> Extracted material
──────────

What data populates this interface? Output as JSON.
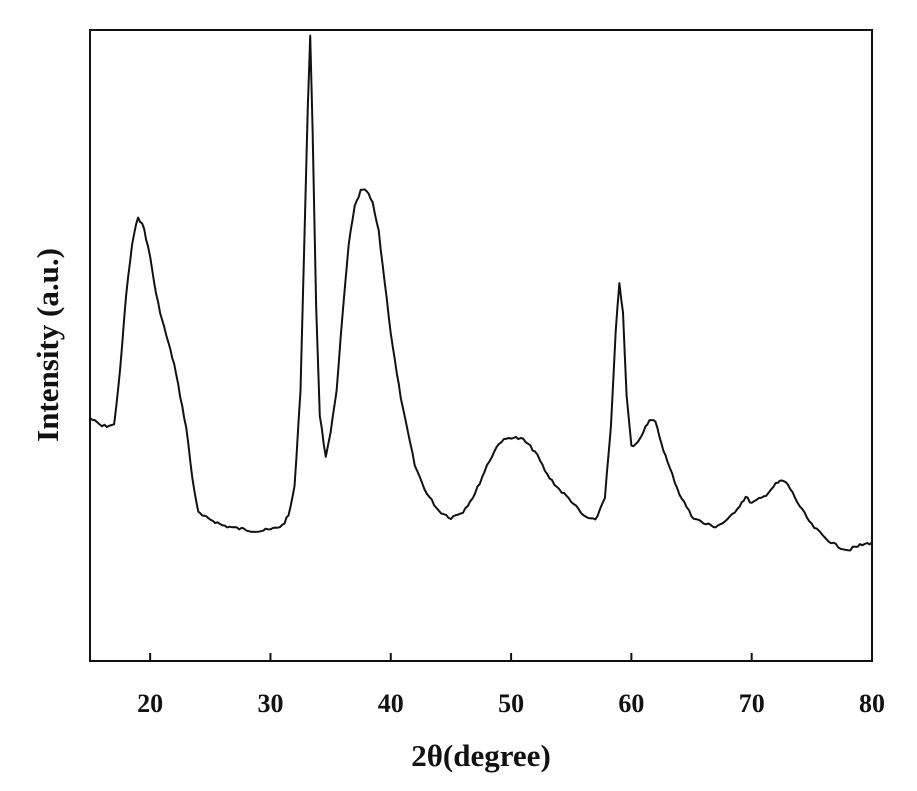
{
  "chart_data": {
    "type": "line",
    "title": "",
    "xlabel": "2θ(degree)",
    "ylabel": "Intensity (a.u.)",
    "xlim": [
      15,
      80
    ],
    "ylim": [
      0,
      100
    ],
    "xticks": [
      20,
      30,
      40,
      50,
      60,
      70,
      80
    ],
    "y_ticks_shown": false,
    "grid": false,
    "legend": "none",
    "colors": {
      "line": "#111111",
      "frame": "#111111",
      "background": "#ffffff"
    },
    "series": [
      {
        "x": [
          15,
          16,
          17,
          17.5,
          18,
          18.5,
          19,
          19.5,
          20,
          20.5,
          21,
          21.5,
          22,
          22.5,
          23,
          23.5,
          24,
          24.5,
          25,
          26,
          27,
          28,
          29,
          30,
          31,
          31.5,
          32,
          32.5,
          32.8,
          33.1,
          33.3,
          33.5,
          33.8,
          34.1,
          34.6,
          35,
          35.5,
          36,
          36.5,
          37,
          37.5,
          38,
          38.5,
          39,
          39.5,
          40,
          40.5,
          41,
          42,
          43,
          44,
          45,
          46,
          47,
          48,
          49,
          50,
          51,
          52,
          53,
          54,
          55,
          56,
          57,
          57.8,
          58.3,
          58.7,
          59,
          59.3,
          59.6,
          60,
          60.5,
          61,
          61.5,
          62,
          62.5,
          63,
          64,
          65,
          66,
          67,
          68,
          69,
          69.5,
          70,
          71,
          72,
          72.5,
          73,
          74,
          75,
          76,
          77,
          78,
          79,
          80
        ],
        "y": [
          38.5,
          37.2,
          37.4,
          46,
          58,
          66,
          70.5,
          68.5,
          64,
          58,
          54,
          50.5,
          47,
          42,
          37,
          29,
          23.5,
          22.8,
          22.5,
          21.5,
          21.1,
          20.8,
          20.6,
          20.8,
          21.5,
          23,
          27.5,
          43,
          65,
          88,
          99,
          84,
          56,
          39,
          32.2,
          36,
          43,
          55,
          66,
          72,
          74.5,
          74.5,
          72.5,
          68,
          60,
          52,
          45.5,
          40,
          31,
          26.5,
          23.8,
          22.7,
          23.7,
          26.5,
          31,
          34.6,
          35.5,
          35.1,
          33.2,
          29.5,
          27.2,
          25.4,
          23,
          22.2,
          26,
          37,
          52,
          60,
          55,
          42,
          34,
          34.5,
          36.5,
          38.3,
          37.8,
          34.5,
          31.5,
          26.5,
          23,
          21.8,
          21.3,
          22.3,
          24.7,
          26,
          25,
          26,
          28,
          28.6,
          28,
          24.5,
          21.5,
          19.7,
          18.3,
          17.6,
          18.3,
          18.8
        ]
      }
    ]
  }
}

──────────

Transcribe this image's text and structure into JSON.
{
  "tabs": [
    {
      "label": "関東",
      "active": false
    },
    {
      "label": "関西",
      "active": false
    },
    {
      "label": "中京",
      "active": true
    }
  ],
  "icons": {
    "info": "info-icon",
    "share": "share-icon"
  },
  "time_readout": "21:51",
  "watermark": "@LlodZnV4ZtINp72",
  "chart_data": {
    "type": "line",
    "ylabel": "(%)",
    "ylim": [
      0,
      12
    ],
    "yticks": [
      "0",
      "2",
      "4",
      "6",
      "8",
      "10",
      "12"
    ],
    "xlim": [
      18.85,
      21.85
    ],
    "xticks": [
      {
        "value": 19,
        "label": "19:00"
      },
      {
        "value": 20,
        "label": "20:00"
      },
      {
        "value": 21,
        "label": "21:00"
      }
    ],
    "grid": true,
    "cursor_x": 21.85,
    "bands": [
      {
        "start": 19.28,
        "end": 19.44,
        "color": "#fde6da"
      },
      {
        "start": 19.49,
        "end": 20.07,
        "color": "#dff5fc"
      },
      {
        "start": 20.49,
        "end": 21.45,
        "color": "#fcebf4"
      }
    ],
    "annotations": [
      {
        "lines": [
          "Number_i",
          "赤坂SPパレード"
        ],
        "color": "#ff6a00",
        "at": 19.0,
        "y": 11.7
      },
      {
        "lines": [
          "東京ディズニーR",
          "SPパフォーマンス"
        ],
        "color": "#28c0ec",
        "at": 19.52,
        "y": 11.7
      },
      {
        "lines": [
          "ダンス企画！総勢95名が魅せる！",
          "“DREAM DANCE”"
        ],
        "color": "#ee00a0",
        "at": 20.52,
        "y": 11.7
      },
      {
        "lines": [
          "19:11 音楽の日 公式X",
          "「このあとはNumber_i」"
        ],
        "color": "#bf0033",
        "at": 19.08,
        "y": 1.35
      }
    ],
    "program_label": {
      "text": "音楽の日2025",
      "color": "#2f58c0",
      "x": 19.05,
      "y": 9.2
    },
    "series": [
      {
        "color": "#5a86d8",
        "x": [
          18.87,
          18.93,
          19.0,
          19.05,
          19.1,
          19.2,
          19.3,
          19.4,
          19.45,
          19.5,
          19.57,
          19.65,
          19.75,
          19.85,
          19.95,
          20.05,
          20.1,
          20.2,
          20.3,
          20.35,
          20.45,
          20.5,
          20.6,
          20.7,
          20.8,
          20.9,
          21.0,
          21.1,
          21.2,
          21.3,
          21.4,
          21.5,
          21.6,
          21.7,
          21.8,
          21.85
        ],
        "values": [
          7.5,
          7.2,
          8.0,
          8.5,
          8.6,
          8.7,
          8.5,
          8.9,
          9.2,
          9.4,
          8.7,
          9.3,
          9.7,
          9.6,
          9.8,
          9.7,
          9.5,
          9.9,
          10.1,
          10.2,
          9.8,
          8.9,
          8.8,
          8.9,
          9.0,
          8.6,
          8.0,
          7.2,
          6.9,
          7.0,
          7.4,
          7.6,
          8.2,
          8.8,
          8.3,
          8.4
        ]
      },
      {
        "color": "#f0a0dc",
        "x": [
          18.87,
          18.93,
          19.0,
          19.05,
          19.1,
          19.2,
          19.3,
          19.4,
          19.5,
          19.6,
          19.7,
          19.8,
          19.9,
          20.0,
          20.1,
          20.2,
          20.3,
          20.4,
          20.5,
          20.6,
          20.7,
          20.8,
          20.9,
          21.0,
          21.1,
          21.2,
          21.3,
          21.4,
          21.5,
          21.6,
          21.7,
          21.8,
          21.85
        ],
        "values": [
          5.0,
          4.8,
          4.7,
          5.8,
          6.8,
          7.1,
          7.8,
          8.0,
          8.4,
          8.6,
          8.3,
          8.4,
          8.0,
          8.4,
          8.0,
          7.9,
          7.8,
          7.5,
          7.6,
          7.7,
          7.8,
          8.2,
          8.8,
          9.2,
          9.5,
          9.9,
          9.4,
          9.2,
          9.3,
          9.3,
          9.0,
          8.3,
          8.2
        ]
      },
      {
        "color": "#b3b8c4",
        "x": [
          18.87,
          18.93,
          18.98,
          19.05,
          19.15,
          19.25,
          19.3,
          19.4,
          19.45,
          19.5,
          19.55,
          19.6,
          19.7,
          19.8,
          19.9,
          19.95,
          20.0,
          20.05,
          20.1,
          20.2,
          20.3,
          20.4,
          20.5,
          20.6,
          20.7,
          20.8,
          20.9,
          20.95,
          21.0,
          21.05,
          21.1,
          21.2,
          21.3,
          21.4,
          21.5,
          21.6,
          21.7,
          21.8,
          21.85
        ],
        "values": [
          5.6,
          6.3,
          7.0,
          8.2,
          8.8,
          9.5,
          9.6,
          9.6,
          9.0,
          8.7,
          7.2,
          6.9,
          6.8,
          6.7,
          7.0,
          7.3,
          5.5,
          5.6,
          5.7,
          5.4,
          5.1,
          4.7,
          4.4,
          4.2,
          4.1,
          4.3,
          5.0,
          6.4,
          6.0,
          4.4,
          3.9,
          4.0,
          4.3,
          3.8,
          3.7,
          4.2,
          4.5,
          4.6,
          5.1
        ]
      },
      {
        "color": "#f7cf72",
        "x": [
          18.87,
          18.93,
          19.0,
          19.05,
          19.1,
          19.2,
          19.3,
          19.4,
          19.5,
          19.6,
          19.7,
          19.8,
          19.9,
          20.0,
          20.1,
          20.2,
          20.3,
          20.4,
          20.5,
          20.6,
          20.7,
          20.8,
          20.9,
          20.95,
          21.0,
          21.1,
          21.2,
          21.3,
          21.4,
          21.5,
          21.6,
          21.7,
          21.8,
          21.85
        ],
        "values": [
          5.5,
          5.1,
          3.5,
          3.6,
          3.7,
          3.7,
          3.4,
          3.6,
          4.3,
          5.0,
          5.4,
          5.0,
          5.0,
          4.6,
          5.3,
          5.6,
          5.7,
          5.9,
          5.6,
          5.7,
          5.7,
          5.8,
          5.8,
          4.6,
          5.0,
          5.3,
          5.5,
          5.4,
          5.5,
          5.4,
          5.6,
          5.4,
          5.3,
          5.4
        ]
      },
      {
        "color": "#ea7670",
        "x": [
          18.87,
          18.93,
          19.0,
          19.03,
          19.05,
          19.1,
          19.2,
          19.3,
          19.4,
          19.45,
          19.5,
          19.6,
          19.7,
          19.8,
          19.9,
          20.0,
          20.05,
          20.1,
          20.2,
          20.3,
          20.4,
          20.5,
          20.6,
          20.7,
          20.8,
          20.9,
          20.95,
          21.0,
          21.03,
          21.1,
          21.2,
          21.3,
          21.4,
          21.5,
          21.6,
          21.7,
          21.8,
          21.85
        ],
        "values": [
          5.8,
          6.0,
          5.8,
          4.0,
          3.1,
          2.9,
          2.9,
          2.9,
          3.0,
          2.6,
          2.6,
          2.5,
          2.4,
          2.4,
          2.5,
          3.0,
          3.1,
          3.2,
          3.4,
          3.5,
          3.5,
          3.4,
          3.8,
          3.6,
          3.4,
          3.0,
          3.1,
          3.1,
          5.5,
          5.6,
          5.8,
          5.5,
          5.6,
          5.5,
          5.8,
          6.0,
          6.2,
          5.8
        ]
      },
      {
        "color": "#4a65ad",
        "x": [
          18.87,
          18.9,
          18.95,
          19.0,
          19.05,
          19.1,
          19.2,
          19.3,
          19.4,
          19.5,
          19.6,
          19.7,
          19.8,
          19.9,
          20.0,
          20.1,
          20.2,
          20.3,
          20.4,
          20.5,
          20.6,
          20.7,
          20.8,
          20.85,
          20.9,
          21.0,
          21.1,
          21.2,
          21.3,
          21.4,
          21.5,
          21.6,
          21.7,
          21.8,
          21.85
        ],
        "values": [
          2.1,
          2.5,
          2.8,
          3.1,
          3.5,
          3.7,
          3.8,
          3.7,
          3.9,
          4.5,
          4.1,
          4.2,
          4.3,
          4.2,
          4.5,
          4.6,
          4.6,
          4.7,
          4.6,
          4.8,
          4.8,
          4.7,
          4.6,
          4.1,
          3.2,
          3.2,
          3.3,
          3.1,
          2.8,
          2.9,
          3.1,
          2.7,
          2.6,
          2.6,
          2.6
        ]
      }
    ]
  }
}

──────────

Check each line above for "this" and return the ones that have it.

> Answer for the task
What data populates this interface? Output as JSON.
Transcribe this image's text and structure into JSON.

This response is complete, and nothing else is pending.